What the exercise asks: Word for word, transcribe the lines below and drop the pictures.

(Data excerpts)
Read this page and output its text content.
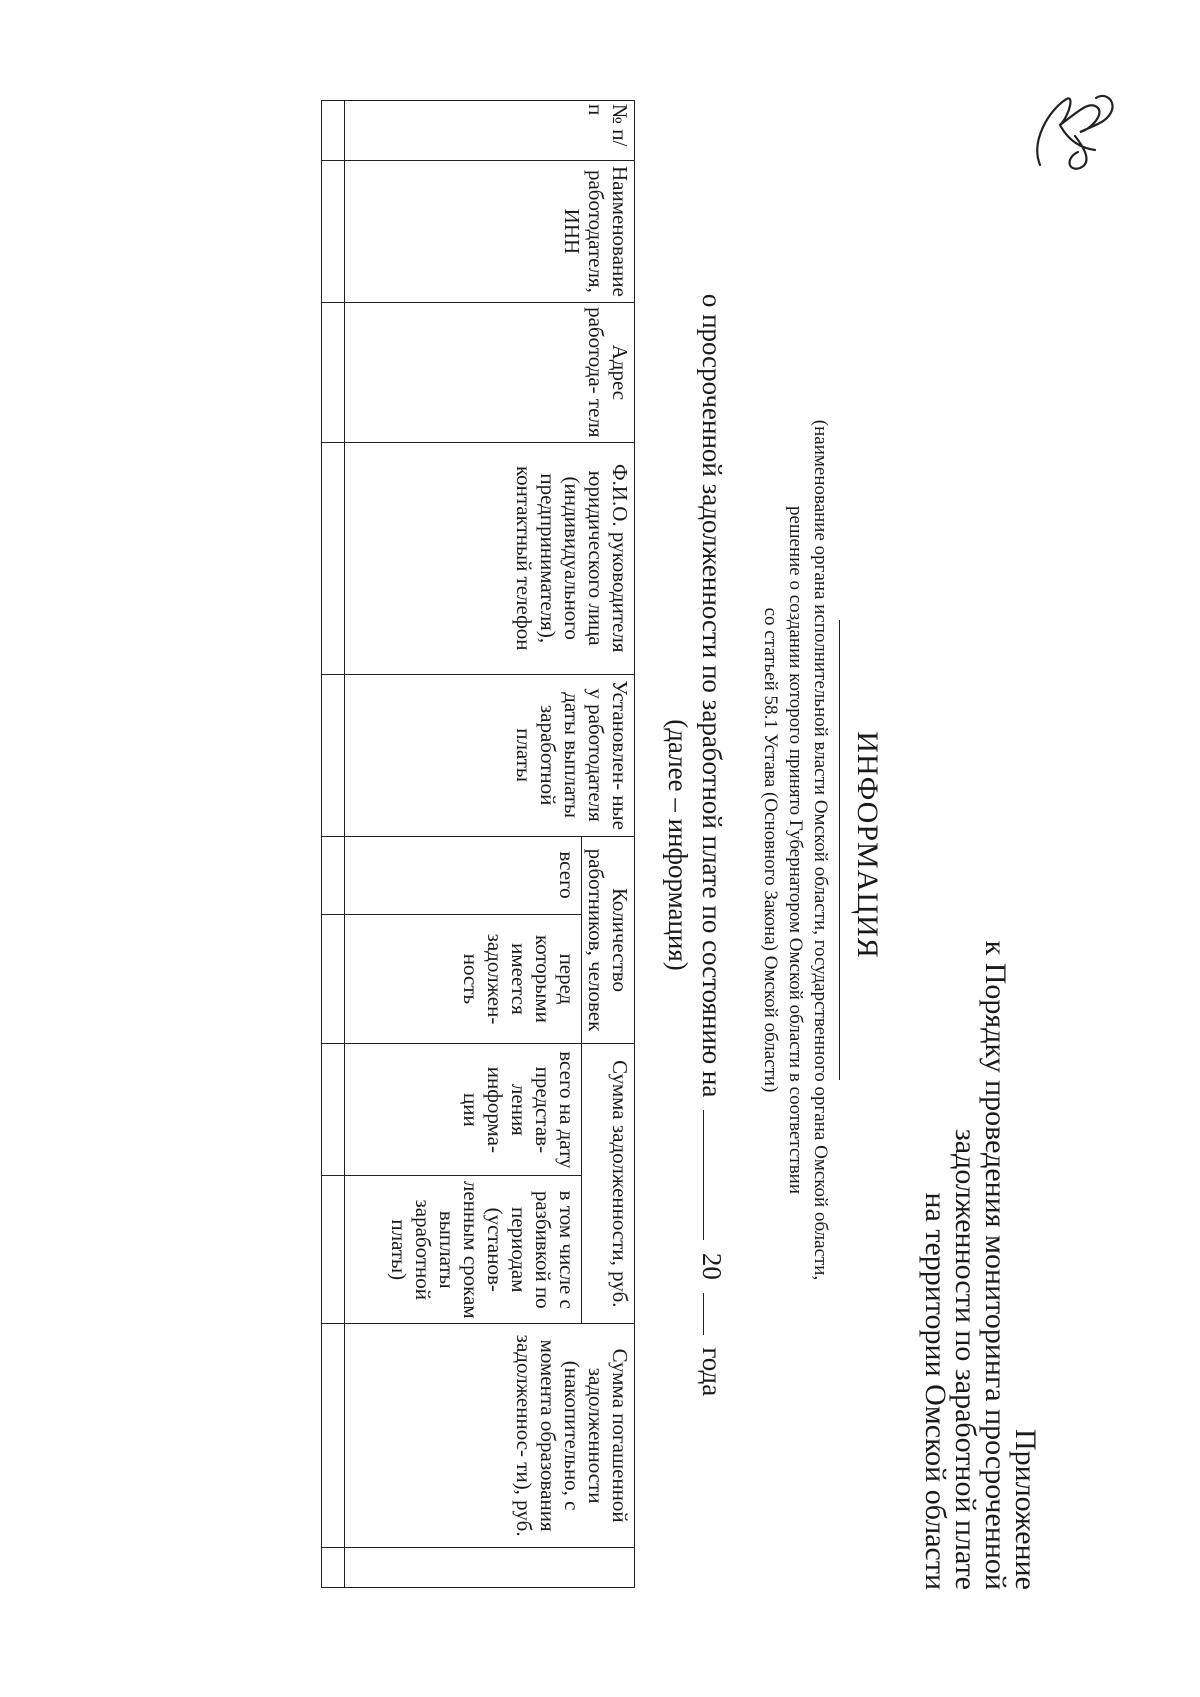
Приложение
к Порядку проведения мониторинга просроченной
задолженности по заработной плате
на территории Омской области
ИНФОРМАЦИЯ
(наименование органа исполнительной власти Омской области, государственного органа Омской области,
решение о создании которого принято Губернатором Омской области в соответствии
со статьей 58.1 Устава (Основного Закона) Омской области)
о просроченной задолженности по заработной плате по состоянию на  20  года
(далее – информация)
№ п/п	Наименование работодателя, ИНН	Адрес работода- теля	Ф.И.О. руководителя юридического лица (индивидуального предпринимателя), контактный телефон	Установлен- ные у работодателя даты выплаты заработной платы	Количество работников, человек		Сумма задолженности, руб.		Сумма погашенной задолженности (накопительно, с момента образования задолженнос- ти), руб.	
					всего	перед которыми имеется задолжен- ность	всего на дату представ- ления информа- ции	в том числе с разбивкой по периодам (установ- ленным срокам выплаты заработной платы)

Solution to this task:
Read this page and output its text content.
Приложение
к Порядку проведения мониторинга просроченной
задолженности по заработной плате
на территории Омской области
ИНФОРМАЦИЯ
(наименование органа исполнительной власти Омской области, государственного органа Омской области,
решение о создании которого принято Губернатором Омской области в соответствии
со статьей 58.1 Устава (Основного Закона) Омской области)
о просроченной задолженности по заработной плате по состоянию на  20  года
(далее – информация)
№ п/п	Наименование работодателя, ИНН	Адрес работода- теля	Ф.И.О. руководителя юридического лица (индивидуального предпринимателя), контактный телефон	Установлен- ные у работодателя даты выплаты заработной платы	Количество работников, человек		Сумма задолженности, руб.		Сумма погашенной задолженности (накопительно, с момента образования задолженнос- ти), руб.	
					всего	перед которыми имеется задолжен- ность	всего на дату представ- ления информа- ции	в том числе с разбивкой по периодам (установ- ленным срокам выплаты заработной платы)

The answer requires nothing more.